Stored data:
# # # # # # #
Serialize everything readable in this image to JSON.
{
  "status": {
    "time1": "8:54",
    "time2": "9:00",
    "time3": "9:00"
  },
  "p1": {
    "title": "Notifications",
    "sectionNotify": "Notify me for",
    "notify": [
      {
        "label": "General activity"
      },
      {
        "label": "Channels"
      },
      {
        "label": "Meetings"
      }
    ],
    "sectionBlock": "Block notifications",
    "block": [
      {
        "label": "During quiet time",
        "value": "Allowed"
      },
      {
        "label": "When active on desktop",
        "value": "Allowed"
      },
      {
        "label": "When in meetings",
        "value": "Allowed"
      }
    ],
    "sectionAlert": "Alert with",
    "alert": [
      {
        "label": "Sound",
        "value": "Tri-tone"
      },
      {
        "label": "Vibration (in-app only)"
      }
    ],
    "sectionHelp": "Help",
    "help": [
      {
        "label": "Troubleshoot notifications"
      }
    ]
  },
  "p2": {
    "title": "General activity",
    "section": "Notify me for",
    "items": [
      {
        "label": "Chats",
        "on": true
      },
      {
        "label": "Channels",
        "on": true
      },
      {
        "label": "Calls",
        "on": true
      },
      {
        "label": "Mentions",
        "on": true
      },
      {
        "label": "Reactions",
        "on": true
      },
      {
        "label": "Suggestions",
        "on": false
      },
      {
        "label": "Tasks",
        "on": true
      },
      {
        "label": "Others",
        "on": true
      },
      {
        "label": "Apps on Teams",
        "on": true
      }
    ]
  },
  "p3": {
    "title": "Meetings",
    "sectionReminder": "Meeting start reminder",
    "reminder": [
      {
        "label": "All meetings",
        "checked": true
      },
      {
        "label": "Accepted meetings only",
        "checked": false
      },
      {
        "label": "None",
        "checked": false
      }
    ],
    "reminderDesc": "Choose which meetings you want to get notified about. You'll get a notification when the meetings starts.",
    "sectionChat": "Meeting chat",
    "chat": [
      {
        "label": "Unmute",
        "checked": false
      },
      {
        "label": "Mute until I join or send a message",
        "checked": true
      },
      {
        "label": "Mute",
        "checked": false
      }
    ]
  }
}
# # # # # # #
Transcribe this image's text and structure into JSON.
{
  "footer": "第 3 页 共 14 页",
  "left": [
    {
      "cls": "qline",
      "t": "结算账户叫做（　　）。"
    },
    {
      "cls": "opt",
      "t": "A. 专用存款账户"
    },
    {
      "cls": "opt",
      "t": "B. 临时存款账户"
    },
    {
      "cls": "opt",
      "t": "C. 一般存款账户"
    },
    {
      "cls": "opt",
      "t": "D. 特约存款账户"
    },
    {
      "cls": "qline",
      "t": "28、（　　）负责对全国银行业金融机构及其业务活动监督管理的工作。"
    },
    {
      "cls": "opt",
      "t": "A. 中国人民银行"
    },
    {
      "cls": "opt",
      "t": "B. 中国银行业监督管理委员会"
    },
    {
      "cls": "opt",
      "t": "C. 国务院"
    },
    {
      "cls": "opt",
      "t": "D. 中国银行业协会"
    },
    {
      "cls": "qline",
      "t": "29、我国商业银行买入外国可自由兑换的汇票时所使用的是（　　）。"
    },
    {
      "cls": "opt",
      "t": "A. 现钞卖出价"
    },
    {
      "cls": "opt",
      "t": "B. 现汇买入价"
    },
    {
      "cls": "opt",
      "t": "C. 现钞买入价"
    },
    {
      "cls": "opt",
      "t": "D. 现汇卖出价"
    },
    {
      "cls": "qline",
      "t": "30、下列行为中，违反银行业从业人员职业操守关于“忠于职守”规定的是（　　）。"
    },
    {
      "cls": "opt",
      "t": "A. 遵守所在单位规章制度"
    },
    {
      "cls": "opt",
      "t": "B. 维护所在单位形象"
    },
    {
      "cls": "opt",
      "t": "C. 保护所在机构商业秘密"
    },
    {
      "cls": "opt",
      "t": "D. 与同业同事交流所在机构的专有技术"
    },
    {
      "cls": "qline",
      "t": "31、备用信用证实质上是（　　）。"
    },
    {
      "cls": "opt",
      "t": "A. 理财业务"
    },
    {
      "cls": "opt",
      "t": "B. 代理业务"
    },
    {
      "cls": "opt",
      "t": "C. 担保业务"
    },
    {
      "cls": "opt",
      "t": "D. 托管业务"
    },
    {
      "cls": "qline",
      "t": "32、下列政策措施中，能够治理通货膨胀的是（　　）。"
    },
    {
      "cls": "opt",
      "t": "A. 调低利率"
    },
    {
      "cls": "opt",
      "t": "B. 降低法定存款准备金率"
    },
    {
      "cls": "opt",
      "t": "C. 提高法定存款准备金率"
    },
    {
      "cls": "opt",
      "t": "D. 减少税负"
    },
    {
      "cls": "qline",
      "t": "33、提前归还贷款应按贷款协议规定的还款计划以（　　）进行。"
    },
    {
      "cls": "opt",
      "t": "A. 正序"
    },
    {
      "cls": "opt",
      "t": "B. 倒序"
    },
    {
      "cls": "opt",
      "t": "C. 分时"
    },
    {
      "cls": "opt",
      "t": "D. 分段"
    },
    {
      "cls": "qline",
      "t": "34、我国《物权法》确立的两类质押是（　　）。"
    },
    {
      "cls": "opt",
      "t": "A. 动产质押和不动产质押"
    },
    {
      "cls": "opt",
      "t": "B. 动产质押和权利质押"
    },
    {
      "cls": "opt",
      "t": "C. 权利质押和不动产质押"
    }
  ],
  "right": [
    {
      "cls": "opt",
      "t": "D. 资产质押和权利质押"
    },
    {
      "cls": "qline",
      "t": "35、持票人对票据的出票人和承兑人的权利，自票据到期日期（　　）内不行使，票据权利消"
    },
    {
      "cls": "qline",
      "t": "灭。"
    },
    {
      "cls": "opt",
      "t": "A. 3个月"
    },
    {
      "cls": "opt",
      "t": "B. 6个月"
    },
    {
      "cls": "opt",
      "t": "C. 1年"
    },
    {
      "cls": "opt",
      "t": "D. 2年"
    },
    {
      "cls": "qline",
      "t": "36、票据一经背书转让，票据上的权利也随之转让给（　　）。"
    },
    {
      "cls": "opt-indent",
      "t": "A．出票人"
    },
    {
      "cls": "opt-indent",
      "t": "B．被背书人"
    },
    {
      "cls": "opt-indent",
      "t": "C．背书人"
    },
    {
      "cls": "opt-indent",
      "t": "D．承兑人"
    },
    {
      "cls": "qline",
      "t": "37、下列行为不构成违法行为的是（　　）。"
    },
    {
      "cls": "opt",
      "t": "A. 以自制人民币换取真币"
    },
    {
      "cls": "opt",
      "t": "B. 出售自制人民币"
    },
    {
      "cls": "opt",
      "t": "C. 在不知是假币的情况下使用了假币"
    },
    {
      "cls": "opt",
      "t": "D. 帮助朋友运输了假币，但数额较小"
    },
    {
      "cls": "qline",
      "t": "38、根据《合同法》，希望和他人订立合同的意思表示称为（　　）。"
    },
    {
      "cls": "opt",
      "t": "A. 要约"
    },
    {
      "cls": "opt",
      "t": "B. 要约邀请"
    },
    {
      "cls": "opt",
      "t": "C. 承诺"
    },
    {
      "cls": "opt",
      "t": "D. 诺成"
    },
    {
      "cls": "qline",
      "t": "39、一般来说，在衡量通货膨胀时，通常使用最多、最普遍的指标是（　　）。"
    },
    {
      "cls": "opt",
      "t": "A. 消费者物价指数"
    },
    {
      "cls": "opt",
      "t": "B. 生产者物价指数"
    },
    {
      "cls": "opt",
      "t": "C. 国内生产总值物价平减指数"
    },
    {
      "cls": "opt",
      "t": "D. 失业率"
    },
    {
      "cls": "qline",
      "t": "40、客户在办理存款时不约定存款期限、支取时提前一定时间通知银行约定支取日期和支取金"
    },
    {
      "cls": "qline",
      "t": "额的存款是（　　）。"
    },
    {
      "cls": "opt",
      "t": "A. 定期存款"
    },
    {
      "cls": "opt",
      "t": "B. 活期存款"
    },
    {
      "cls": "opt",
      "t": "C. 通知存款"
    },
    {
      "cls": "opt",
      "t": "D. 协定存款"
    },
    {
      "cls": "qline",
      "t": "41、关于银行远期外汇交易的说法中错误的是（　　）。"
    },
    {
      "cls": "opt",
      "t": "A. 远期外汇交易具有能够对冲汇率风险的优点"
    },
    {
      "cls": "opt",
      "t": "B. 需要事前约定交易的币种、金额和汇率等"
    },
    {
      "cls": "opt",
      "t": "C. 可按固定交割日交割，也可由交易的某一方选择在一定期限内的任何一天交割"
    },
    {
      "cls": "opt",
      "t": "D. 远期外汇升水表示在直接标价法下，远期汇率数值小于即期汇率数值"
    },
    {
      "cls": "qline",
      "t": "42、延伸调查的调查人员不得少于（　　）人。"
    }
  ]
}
# # # # # # #
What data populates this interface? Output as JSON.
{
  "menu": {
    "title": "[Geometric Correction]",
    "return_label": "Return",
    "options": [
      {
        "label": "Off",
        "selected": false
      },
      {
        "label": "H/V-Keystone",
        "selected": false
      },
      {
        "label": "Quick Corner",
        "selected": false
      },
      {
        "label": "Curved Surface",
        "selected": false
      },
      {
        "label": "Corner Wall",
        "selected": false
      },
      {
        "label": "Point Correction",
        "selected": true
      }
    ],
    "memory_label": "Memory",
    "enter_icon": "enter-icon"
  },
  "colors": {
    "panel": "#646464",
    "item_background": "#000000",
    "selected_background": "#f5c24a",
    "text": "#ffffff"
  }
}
# # # # # # #
OBJECTIVE
Make a list of all lines in the data that contain "Correction".

RESPONSE TO THE EXERCISE
    "title": "[Geometric Correction]",
        "label": "Point Correction",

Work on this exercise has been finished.